• _GOAL_: Restate each of the lines below word for word and drop every picture.

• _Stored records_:

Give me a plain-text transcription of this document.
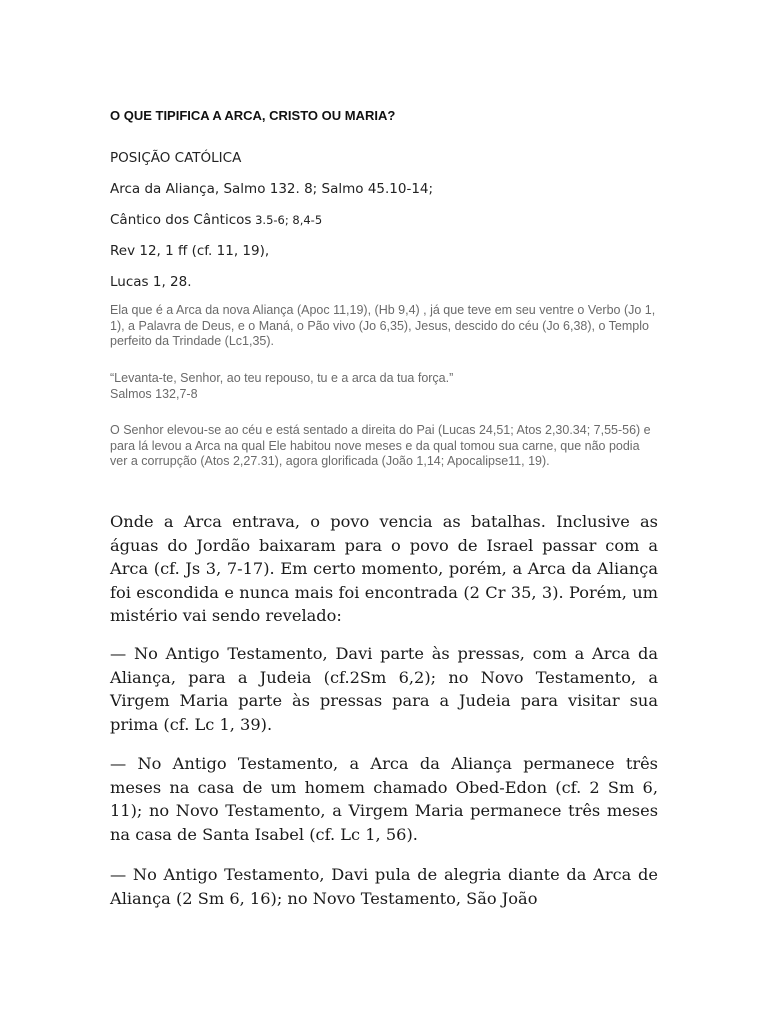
O QUE TIPIFICA A ARCA, CRISTO OU MARIA?
POSIÇÃO CATÓLICA
Arca da Aliança, Salmo 132. 8; Salmo 45.10-14;
Cântico dos Cânticos 3.5-6; 8,4-5
Rev 12, 1 ff (cf. 11, 19),
Lucas 1, 28.
Ela que é a Arca da nova Aliança (Apoc 11,19), (Hb 9,4) , já que teve em seu ventre o Verbo (Jo 1, 1), a Palavra de Deus, e o Maná, o Pão vivo (Jo 6,35), Jesus, descido do céu (Jo 6,38), o Templo perfeito da Trindade (Lc1,35).
“Levanta-te, Senhor, ao teu repouso, tu e a arca da tua força.”
Salmos 132,7-8
O Senhor elevou-se ao céu e está sentado a direita do Pai (Lucas 24,51; Atos 2,30.34; 7,55-56) e para lá levou a Arca na qual Ele habitou nove meses e da qual tomou sua carne, que não podia ver a corrupção (Atos 2,27.31), agora glorificada (João 1,14; Apocalipse11, 19).

Onde a Arca entrava, o povo vencia as batalhas. Inclusive as águas do Jordão baixaram para o povo de Israel passar com a Arca (cf. Js 3, 7-17). Em certo momento, porém, a Arca da Aliança foi escondida e nunca mais foi encontrada (2 Cr 35, 3). Porém, um mistério vai sendo revelado:

— No Antigo Testamento, Davi parte às pressas, com a Arca da Aliança, para a Judeia (cf.2Sm 6,2); no Novo Testamento, a Virgem Maria parte às pressas para a Judeia para visitar sua prima (cf. Lc 1, 39).

— No Antigo Testamento, a Arca da Aliança permanece três meses na casa de um homem chamado Obed-Edon (cf. 2 Sm 6, 11); no Novo Testamento, a Virgem Maria permanece três meses na casa de Santa Isabel (cf. Lc 1, 56).

— No Antigo Testamento, Davi pula de alegria diante da Arca de Aliança (2 Sm 6, 16); no Novo Testamento, São João
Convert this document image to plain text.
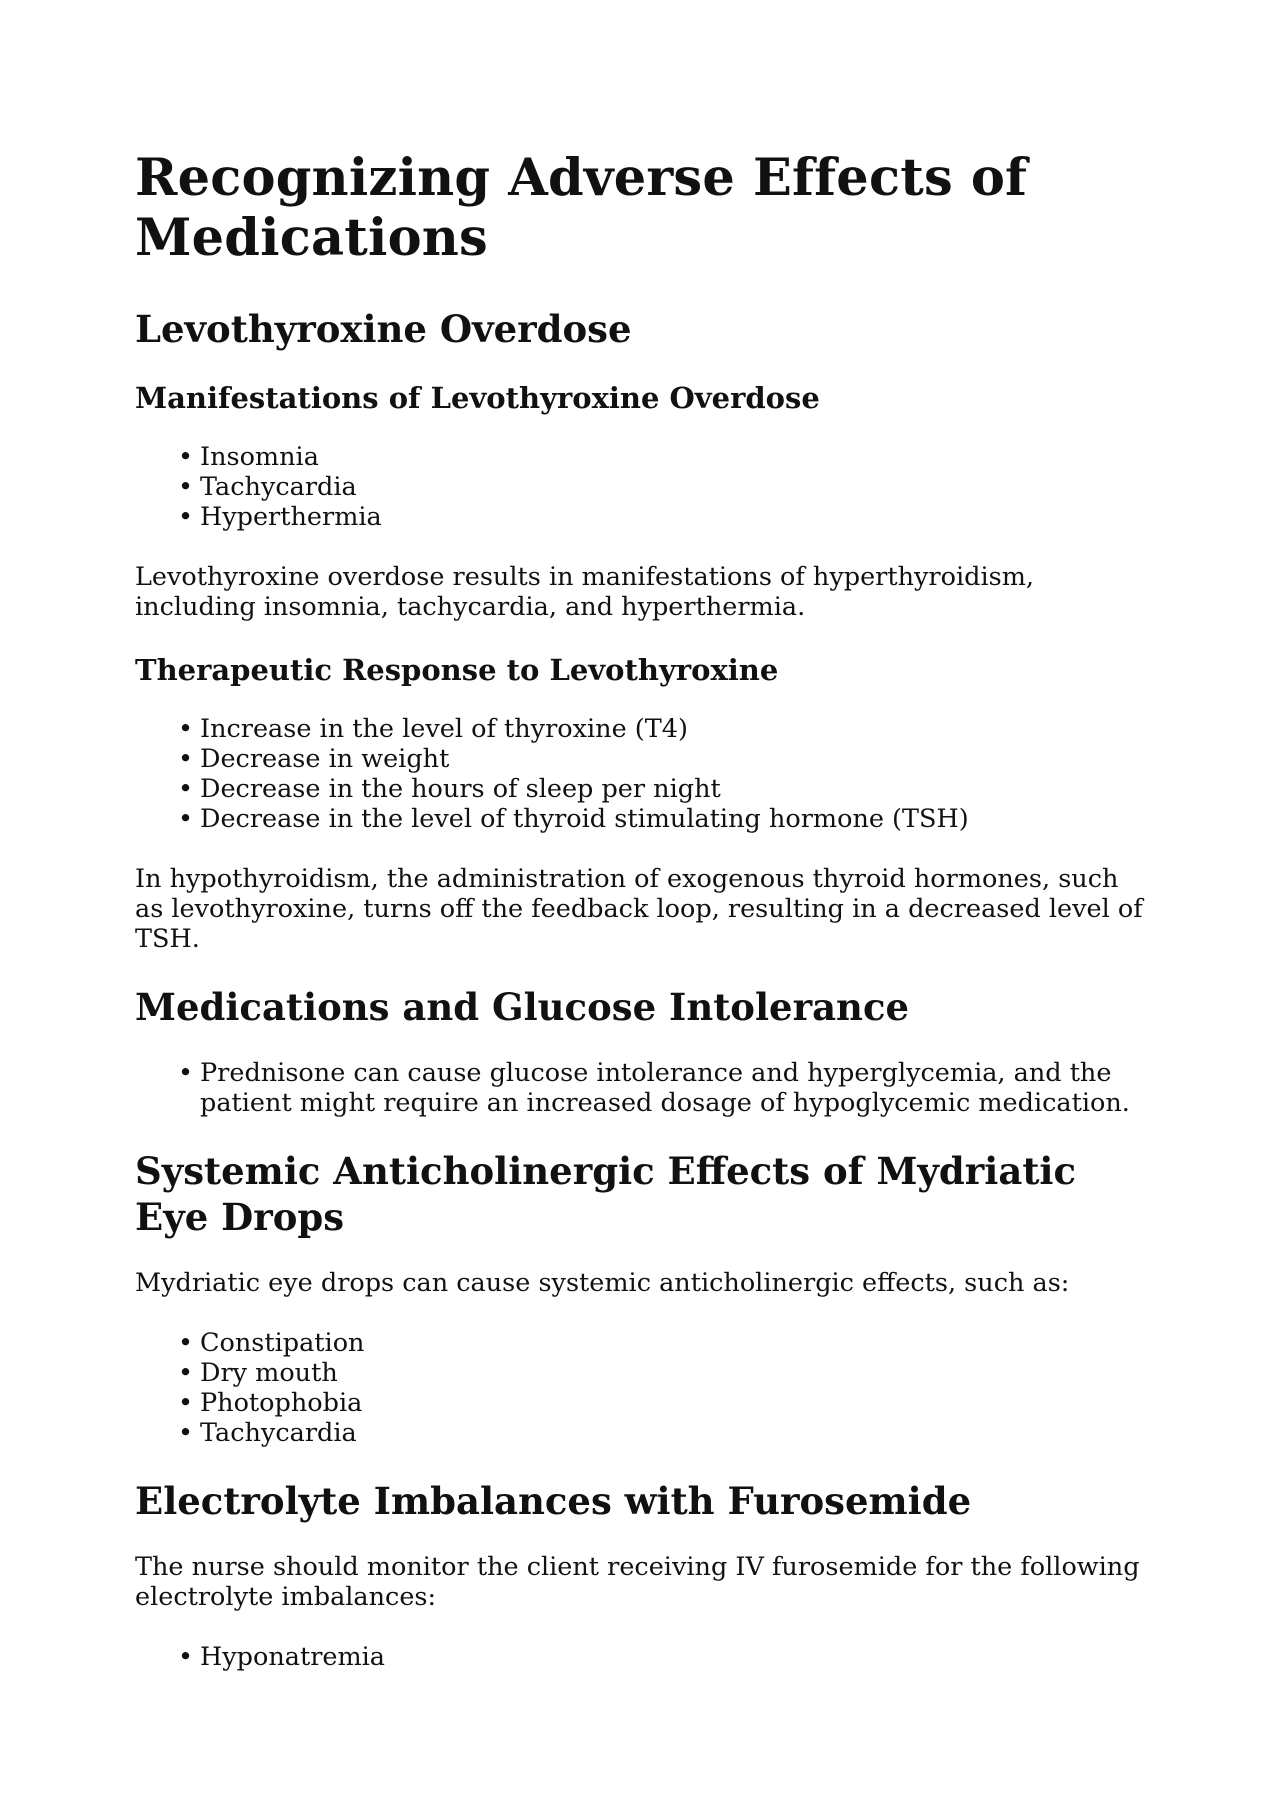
Recognizing Adverse Effects of Medications
Levothyroxine Overdose
Manifestations of Levothyroxine Overdose
• Insomnia
• Tachycardia
• Hyperthermia

Levothyroxine overdose results in manifestations of hyperthyroidism, including insomnia, tachycardia, and hyperthermia.

Therapeutic Response to Levothyroxine
• Increase in the level of thyroxine (T4)
• Decrease in weight
• Decrease in the hours of sleep per night
• Decrease in the level of thyroid stimulating hormone (TSH)

In hypothyroidism, the administration of exogenous thyroid hormones, such as levothyroxine, turns off the feedback loop, resulting in a decreased level of TSH.

Medications and Glucose Intolerance
• Prednisone can cause glucose intolerance and hyperglycemia, and the patient might require an increased dosage of hypoglycemic medication.
Systemic Anticholinergic Effects of Mydriatic Eye Drops

Mydriatic eye drops can cause systemic anticholinergic effects, such as:

• Constipation
• Dry mouth
• Photophobia
• Tachycardia
Electrolyte Imbalances with Furosemide

The nurse should monitor the client receiving IV furosemide for the following electrolyte imbalances:

• Hyponatremia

• _WRITTEN RESPONSE_:
Give me a plain-text transcription of this document.
O QUE TIPIFICA A ARCA, CRISTO OU MARIA?
POSIÇÃO CATÓLICA
Arca da Aliança, Salmo 132. 8; Salmo 45.10-14;
Cântico dos Cânticos 3.5-6; 8,4-5
Rev 12, 1 ff (cf. 11, 19),
Lucas 1, 28.
Ela que é a Arca da nova Aliança (Apoc 11,19), (Hb 9,4) , já que teve em seu ventre o Verbo (Jo 1, 1), a Palavra de Deus, e o Maná, o Pão vivo (Jo 6,35), Jesus, descido do céu (Jo 6,38), o Templo perfeito da Trindade (Lc1,35).
“Levanta-te, Senhor, ao teu repouso, tu e a arca da tua força.”
Salmos 132,7-8
O Senhor elevou-se ao céu e está sentado a direita do Pai (Lucas 24,51; Atos 2,30.34; 7,55-56) e para lá levou a Arca na qual Ele habitou nove meses e da qual tomou sua carne, que não podia ver a corrupção (Atos 2,27.31), agora glorificada (João 1,14; Apocalipse11, 19).

Onde a Arca entrava, o povo vencia as batalhas. Inclusive as águas do Jordão baixaram para o povo de Israel passar com a Arca (cf. Js 3, 7-17). Em certo momento, porém, a Arca da Aliança foi escondida e nunca mais foi encontrada (2 Cr 35, 3). Porém, um mistério vai sendo revelado:

— No Antigo Testamento, Davi parte às pressas, com a Arca da Aliança, para a Judeia (cf.2Sm 6,2); no Novo Testamento, a Virgem Maria parte às pressas para a Judeia para visitar sua prima (cf. Lc 1, 39).

— No Antigo Testamento, a Arca da Aliança permanece três meses na casa de um homem chamado Obed-Edon (cf. 2 Sm 6, 11); no Novo Testamento, a Virgem Maria permanece três meses na casa de Santa Isabel (cf. Lc 1, 56).

— No Antigo Testamento, Davi pula de alegria diante da Arca de Aliança (2 Sm 6, 16); no Novo Testamento, São João
Convert this document image to plain text.
Recognizing Adverse Effects of Medications
Levothyroxine Overdose
Manifestations of Levothyroxine Overdose
• Insomnia
• Tachycardia
• Hyperthermia

Levothyroxine overdose results in manifestations of hyperthyroidism, including insomnia, tachycardia, and hyperthermia.

Therapeutic Response to Levothyroxine
• Increase in the level of thyroxine (T4)
• Decrease in weight
• Decrease in the hours of sleep per night
• Decrease in the level of thyroid stimulating hormone (TSH)

In hypothyroidism, the administration of exogenous thyroid hormones, such as levothyroxine, turns off the feedback loop, resulting in a decreased level of TSH.

Medications and Glucose Intolerance
• Prednisone can cause glucose intolerance and hyperglycemia, and the patient might require an increased dosage of hypoglycemic medication.
Systemic Anticholinergic Effects of Mydriatic Eye Drops

Mydriatic eye drops can cause systemic anticholinergic effects, such as:

• Constipation
• Dry mouth
• Photophobia
• Tachycardia
Electrolyte Imbalances with Furosemide

The nurse should monitor the client receiving IV furosemide for the following electrolyte imbalances:

• Hyponatremia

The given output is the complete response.